*** Data lines
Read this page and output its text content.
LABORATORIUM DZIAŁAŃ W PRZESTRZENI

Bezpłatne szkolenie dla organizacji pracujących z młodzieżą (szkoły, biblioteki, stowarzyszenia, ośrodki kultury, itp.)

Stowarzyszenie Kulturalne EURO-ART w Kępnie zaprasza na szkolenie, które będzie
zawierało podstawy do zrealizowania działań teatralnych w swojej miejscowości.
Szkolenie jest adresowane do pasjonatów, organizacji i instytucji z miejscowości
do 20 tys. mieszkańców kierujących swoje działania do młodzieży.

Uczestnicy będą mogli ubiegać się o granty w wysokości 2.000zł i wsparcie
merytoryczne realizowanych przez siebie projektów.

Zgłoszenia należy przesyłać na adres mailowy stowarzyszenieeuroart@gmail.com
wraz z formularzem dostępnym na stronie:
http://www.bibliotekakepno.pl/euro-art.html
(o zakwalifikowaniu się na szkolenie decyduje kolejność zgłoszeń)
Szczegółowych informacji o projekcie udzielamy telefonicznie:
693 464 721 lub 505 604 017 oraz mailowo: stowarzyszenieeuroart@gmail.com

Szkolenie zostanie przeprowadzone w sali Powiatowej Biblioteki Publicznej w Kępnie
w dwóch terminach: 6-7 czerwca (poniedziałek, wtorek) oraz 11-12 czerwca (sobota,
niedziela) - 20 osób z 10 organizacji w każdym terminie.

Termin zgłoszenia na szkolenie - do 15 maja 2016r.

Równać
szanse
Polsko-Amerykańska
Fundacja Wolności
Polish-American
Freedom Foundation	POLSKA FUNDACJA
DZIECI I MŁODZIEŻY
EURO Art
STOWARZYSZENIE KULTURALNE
******
[What you need to do] Go through the records and copy each line with "oraz" in it.

[Solution]
693 464 721 lub 505 604 017 oraz mailowo: stowarzyszenieeuroart@gmail.com
w dwóch terminach: 6-7 czerwca (poniedziałek, wtorek) oraz 11-12 czerwca (sobota,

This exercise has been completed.